-- Start --
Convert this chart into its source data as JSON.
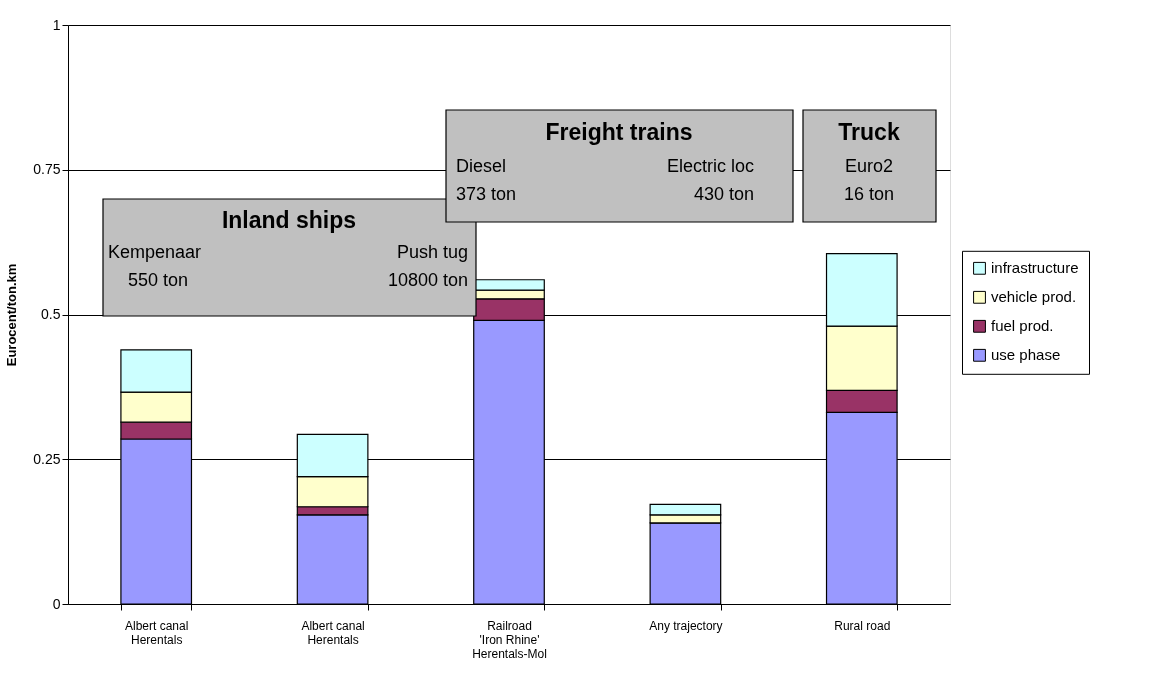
{
  "chart_data": {
    "type": "bar",
    "stacked": true,
    "ylabel": "Eurocent/ton.km",
    "categories": [
      "Albert canal\nHerentals",
      "Albert canal\nHerentals",
      "Railroad\n'Iron Rhine'\nHerentals-Mol",
      "Any trajectory",
      "Rural road"
    ],
    "series": [
      {
        "name": "use phase",
        "color": "#9999ff",
        "values": [
          0.285,
          0.154,
          0.49,
          0.14,
          0.331
        ]
      },
      {
        "name": "fuel prod.",
        "color": "#993366",
        "values": [
          0.029,
          0.014,
          0.037,
          0,
          0.038
        ]
      },
      {
        "name": "vehicle prod.",
        "color": "#ffffcc",
        "values": [
          0.052,
          0.052,
          0.015,
          0.014,
          0.111
        ]
      },
      {
        "name": "infrastructure",
        "color": "#ccffff",
        "values": [
          0.073,
          0.073,
          0.018,
          0.018,
          0.125
        ]
      }
    ],
    "ylim": [
      0,
      1
    ],
    "yticks": [
      0,
      0.25,
      0.5,
      0.75,
      1
    ],
    "grid": "y",
    "legend": "right",
    "annotations": [
      "Inland ships",
      "Kempenaar",
      "550 ton",
      "Push tug",
      "10800 ton",
      "Freight trains",
      "Diesel",
      "373 ton",
      "Electric loc",
      "430 ton",
      "Truck",
      "Euro2",
      "16 ton"
    ]
  }
}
-- End --
- _Written exercise_: Copy the records above exactly. The pictures are not part of the copy.

- _Response for this exercise_:
Convert this chart into its source data as JSON.
{
  "chart_data": {
    "type": "bar",
    "stacked": true,
    "ylabel": "Eurocent/ton.km",
    "categories": [
      "Albert canal\nHerentals",
      "Albert canal\nHerentals",
      "Railroad\n'Iron Rhine'\nHerentals-Mol",
      "Any trajectory",
      "Rural road"
    ],
    "series": [
      {
        "name": "use phase",
        "color": "#9999ff",
        "values": [
          0.285,
          0.154,
          0.49,
          0.14,
          0.331
        ]
      },
      {
        "name": "fuel prod.",
        "color": "#993366",
        "values": [
          0.029,
          0.014,
          0.037,
          0,
          0.038
        ]
      },
      {
        "name": "vehicle prod.",
        "color": "#ffffcc",
        "values": [
          0.052,
          0.052,
          0.015,
          0.014,
          0.111
        ]
      },
      {
        "name": "infrastructure",
        "color": "#ccffff",
        "values": [
          0.073,
          0.073,
          0.018,
          0.018,
          0.125
        ]
      }
    ],
    "ylim": [
      0,
      1
    ],
    "yticks": [
      0,
      0.25,
      0.5,
      0.75,
      1
    ],
    "grid": "y",
    "legend": "right",
    "annotations": [
      "Inland ships",
      "Kempenaar",
      "550 ton",
      "Push tug",
      "10800 ton",
      "Freight trains",
      "Diesel",
      "373 ton",
      "Electric loc",
      "430 ton",
      "Truck",
      "Euro2",
      "16 ton"
    ]
  }
}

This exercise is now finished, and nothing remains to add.